▶ [Task set]:
a) Duplicate the part of the engine oil article between "Choosing the right engine oil can" and "standards explained below.", inclusive.
b) In the engine oil article, restate the paragraph beginning "Modern motorcycles usually have" more briefly, keeping its main facts.
c) Supply the next part of the engine oil article, picking up right after its final sentence.

▶ [Given passage]:
Choosing The Right Engine Oil


Choosing the right engine oil can be quite difficult sometimes. Honestly, most engine oil these days can be just good enough for your motorcycle but what you actually need to pay attention is not the brand, but the standard and its classification.

In this article, I will focus more on motorcycle engine but generally, the principle applies to most of the engines. You should always refer to your manufacturer’s manual to see what is best for your engine. This write up is merely to provide basic guidelines in choosing the right engine oil.

Modern motorcycles usually have the same oil lubricating the engine and the wet clutch. For this purpose, most of the time the regular friction modified engine oils are not good enough. To make sure that the right oil is used motorcycle manufacturers usually require the oil to meet one of the JASO standards explained below.

The motor oils that meet the JASO T 903:2006 standard can be classified into four grades: JASO MA, JASO MA1, JASO MA2 and JASO MB. The classification is based on the results of the JASO T 904:2006 clutch system friction test.

▶ [Given records]:
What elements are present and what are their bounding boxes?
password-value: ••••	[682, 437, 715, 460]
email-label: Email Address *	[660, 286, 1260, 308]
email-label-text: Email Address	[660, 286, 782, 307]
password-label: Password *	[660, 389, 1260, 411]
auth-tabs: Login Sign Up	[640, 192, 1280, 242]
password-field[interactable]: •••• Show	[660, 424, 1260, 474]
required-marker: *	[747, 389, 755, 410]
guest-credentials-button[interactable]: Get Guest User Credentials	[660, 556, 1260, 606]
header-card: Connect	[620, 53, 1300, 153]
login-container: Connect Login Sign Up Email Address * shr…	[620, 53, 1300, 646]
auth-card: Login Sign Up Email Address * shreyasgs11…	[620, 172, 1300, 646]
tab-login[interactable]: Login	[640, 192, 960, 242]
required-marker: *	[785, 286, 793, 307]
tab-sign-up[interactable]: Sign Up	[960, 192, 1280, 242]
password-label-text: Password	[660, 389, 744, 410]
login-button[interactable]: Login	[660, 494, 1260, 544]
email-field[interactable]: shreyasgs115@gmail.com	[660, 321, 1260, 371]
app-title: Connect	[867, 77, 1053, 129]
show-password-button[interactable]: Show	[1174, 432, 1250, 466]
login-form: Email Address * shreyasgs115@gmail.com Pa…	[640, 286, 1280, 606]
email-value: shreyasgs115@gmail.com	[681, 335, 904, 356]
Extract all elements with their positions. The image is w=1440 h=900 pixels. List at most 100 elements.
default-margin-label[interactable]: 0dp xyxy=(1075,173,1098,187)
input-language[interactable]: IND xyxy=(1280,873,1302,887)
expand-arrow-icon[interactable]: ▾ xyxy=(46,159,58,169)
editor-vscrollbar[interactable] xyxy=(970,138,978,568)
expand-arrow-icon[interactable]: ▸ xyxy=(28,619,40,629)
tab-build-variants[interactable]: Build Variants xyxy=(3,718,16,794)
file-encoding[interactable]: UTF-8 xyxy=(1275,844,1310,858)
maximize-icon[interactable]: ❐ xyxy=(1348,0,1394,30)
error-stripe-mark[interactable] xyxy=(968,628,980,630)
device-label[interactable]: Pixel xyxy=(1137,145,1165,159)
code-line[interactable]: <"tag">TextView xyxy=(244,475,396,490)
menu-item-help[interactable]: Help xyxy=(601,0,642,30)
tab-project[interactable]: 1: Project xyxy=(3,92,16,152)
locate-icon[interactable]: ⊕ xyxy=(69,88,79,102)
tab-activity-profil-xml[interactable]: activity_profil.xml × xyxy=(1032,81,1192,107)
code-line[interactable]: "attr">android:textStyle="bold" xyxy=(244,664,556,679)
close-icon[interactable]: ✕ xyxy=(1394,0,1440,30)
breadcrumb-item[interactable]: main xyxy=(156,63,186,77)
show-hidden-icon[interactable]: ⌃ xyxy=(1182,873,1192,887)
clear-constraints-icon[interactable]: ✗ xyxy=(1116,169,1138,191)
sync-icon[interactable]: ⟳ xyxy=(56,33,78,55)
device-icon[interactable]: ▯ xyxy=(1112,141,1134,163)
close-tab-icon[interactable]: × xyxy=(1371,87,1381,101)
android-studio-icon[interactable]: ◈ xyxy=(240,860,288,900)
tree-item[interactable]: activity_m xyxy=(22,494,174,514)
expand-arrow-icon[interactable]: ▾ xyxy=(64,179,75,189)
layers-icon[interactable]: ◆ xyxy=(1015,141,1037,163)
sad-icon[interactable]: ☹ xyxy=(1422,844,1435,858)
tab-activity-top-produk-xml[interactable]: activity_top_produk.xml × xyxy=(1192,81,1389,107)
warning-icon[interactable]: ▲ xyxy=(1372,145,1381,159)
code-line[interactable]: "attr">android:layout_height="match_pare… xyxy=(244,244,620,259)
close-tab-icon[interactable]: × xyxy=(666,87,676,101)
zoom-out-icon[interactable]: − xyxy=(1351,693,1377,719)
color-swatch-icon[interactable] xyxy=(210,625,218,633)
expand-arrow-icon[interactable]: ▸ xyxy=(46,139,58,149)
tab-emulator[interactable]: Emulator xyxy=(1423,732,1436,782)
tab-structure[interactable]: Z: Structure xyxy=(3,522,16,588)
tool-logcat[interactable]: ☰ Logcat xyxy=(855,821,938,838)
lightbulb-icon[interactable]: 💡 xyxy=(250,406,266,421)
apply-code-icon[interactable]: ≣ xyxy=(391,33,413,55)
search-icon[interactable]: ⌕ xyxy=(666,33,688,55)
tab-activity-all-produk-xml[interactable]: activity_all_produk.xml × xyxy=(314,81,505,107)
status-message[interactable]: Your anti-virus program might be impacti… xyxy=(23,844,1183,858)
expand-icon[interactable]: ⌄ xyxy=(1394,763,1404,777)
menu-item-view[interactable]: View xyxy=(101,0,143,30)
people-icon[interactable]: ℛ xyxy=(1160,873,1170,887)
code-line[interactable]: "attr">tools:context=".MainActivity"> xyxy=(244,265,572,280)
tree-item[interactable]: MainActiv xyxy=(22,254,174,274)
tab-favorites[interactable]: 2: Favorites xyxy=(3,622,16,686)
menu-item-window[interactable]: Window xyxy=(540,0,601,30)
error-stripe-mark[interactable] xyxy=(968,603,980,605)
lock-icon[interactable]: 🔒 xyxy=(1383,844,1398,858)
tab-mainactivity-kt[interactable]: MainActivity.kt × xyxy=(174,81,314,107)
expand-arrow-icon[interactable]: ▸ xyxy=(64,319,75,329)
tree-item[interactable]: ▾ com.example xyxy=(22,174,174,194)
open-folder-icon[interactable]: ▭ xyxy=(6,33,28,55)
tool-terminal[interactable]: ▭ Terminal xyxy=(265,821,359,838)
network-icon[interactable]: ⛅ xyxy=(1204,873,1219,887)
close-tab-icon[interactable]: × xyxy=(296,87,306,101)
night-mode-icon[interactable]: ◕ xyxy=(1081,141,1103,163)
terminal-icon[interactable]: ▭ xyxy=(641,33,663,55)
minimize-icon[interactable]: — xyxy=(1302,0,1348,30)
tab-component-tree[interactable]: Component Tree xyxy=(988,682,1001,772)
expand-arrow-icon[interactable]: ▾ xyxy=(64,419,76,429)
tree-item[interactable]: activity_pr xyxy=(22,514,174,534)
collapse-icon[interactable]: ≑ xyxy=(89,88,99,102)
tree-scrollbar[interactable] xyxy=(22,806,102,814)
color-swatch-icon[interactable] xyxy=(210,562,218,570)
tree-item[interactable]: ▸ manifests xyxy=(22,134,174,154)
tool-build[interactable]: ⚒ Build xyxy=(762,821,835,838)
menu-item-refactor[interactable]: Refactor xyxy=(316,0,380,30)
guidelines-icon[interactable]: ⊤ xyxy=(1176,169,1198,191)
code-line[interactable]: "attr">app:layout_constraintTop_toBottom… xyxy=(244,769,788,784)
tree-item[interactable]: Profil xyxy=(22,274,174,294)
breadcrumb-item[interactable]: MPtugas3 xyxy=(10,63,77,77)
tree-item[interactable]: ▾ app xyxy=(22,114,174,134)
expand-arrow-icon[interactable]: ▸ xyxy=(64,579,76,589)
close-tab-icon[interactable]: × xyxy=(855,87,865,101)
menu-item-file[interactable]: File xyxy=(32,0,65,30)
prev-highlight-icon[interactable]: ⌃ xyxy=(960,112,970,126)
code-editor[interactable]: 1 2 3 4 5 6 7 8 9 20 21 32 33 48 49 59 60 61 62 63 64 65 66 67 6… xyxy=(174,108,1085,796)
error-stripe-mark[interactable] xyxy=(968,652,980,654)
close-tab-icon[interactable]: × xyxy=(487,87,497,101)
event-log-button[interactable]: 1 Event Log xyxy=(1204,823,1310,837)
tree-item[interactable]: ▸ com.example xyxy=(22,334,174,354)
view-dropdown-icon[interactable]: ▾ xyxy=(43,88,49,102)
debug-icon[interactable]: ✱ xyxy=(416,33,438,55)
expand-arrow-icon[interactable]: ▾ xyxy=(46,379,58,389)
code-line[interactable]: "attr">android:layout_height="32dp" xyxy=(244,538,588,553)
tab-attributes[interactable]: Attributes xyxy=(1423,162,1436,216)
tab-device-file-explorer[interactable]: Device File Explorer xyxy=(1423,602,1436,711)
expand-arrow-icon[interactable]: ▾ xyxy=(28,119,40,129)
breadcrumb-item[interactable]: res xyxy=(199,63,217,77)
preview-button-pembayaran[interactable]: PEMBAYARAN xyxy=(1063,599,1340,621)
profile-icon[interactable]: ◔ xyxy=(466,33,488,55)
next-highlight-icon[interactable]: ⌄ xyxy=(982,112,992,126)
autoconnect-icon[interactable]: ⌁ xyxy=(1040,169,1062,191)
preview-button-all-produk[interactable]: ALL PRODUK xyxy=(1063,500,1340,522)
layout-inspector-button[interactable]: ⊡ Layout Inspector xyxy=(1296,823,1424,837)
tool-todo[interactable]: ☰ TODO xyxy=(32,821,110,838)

▶ [Answer section]:
a)
Choosing the right engine oil can be quite difficult sometimes. Honestly, most engine oil these days can be just good enough for your motorcycle but what you actually need to pay attention is not the brand, but the standard and its classification.

In this article, I will focus more on motorcycle engine but generally, the principle applies to most of the engines. You should always refer to your manufacturer’s manual to see what is best for your engine. This write up is merely to provide basic guidelines in choosing the right engine oil.

Modern motorcycles usually have the same oil lubricating the engine and the wet clutch. For this purpose, most of the time the regular friction modified engine oils are not good enough. To make sure that the right oil is used motorcycle manufacturers usually require the oil to meet one of the JASO standards explained below.

b) In most modern motorcycles, one oil lubricates both the engine and the wet clutch, so regular friction modified engine oils often fall short. To make sure the right oil is used, manufacturers usually require oil that meets one of the JASO standards.

c)
In order for motor oil to meet any of the above mentioned JASO standards it must be at least one of the following quality levels:

  • API SG, SH, SJ, SL, SM
  • ILSAC GF-1, GF-2, GF-3
  • ACEA A1/B1, A3/B3, A3/B4, A5/B5, C2, C3

Furthermore, the motor oil’s Dynamic Friction Characteristic Index (DFI), Static Friction Characteristic Index (SFI) and Stop Time Index (STI) should be within the following limits according to the JASO 904:2006 friction test:

The JASO MA range is further divided into 2 distinct ranges – the JASO MA1 and JASO MA2 ranges – as follows:

If all three properties of a JASO MA oil fall within the limits specified as MA1 then the oil can be classified as a JASO MA1 oil. If all its properties fall within the limits of MA2 then it can be classified as a JASO MA2 oil. If some properties fall within the MA1 subcategory but others in MA2 then the product is simply a JASO MA product.

Since my motorcycle is on a Wet Clutch, I should always use JASO MA, preferably MA2 standard.

Apart from JASO and SAE Grade, you should also pay attention to the engine oil API.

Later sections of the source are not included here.